* _WHAT YOU NEED TO DO_
Extract the text of every entry below exactly; leave images out.

* _MATERIAL TO PROCESS_
------------------------------
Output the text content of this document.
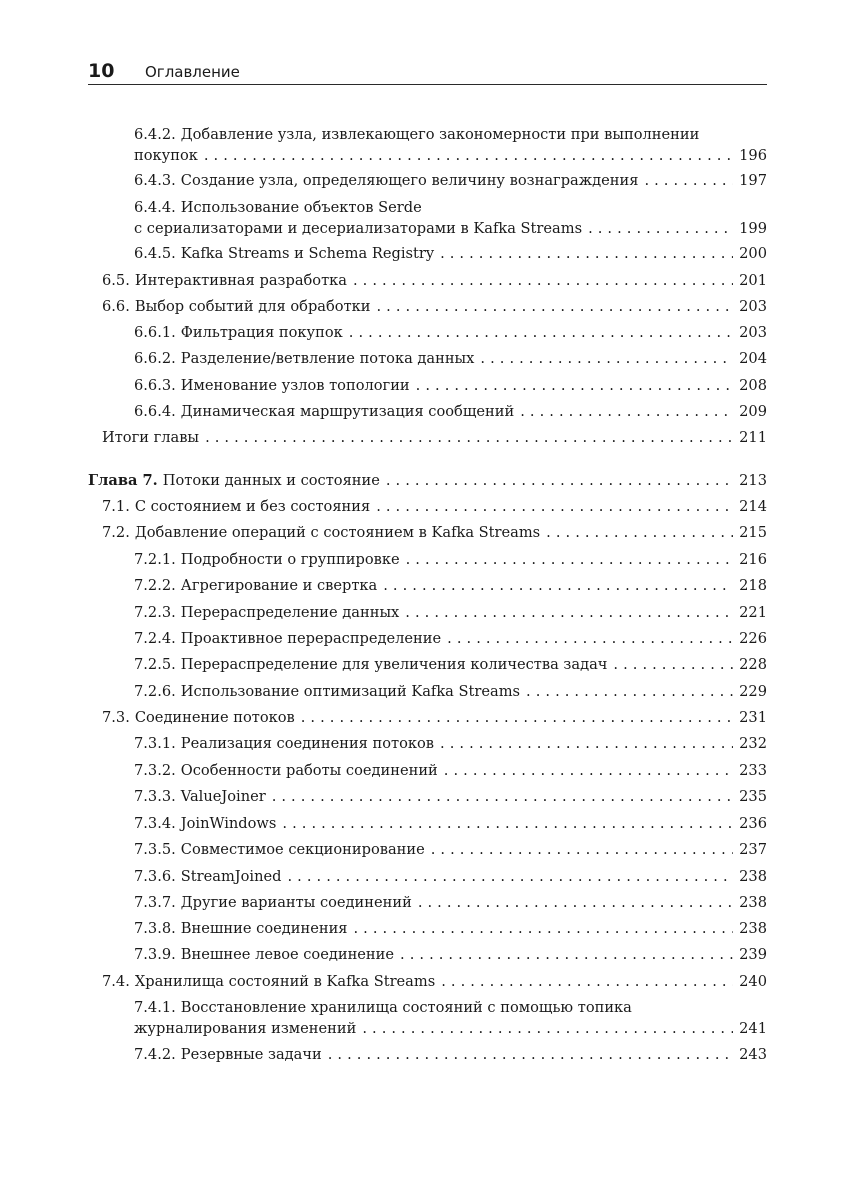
10 Оглавление
6.4.2. Добавление узла, извлекающего закономерности при выполнении
покупок . . .	196
6.4.3. Создание узла, определяющего величину вознаграждения . . .	197
6.4.4. Использование объектов Serde
с сериализаторами и десериализаторами в Kafka Streams . . .	199
6.4.5. Kafka Streams и Schema Registry . . .	200
6.5. Интерактивная разработка . . .	201
6.6. Выбор событий для обработки . . .	203
6.6.1. Фильтрация покупок . . .	203
6.6.2. Разделение/ветвление потока данных . . .	204
6.6.3. Именование узлов топологии . . .	208
6.6.4. Динамическая маршрутизация сообщений . . .	209
Итоги главы . . .	211
Глава 7. Потоки данных и состояние . . .	213
7.1. С состоянием и без состояния . . .	214
7.2. Добавление операций с состоянием в Kafka Streams . . .	215
7.2.1. Подробности о группировке . . .	216
7.2.2. Агрегирование и свертка . . .	218
7.2.3. Перераспределение данных . . .	221
7.2.4. Проактивное перераспределение . . .	226
7.2.5. Перераспределение для увеличения количества задач . . .	228
7.2.6. Использование оптимизаций Kafka Streams . . .	229
7.3. Соединение потоков . . .	231
7.3.1. Реализация соединения потоков . . .	232
7.3.2. Особенности работы соединений . . .	233
7.3.3. ValueJoiner . . .	235
7.3.4. JoinWindows . . .	236
7.3.5. Совместимое секционирование . . .	237
7.3.6. StreamJoined . . .	238
7.3.7. Другие варианты соединений . . .	238
7.3.8. Внешние соединения . . .	238
7.3.9. Внешнее левое соединение . . .	239
7.4. Хранилища состояний в Kafka Streams . . .	240
7.4.1. Восстановление хранилища состояний с помощью топика
журналирования изменений . . .	241
7.4.2. Резервные задачи . . .	243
------------------------------
* _FULL OUTPUT_
Output the text content of this document.
10 Оглавление
6.4.2. Добавление узла, извлекающего закономерности при выполнении
покупок . . .	196
6.4.3. Создание узла, определяющего величину вознаграждения . . .	197
6.4.4. Использование объектов Serde
с сериализаторами и десериализаторами в Kafka Streams . . .	199
6.4.5. Kafka Streams и Schema Registry . . .	200
6.5. Интерактивная разработка . . .	201
6.6. Выбор событий для обработки . . .	203
6.6.1. Фильтрация покупок . . .	203
6.6.2. Разделение/ветвление потока данных . . .	204
6.6.3. Именование узлов топологии . . .	208
6.6.4. Динамическая маршрутизация сообщений . . .	209
Итоги главы . . .	211
Глава 7. Потоки данных и состояние . . .	213
7.1. С состоянием и без состояния . . .	214
7.2. Добавление операций с состоянием в Kafka Streams . . .	215
7.2.1. Подробности о группировке . . .	216
7.2.2. Агрегирование и свертка . . .	218
7.2.3. Перераспределение данных . . .	221
7.2.4. Проактивное перераспределение . . .	226
7.2.5. Перераспределение для увеличения количества задач . . .	228
7.2.6. Использование оптимизаций Kafka Streams . . .	229
7.3. Соединение потоков . . .	231
7.3.1. Реализация соединения потоков . . .	232
7.3.2. Особенности работы соединений . . .	233
7.3.3. ValueJoiner . . .	235
7.3.4. JoinWindows . . .	236
7.3.5. Совместимое секционирование . . .	237
7.3.6. StreamJoined . . .	238
7.3.7. Другие варианты соединений . . .	238
7.3.8. Внешние соединения . . .	238
7.3.9. Внешнее левое соединение . . .	239
7.4. Хранилища состояний в Kafka Streams . . .	240
7.4.1. Восстановление хранилища состояний с помощью топика
журналирования изменений . . .	241
7.4.2. Резервные задачи . . .	243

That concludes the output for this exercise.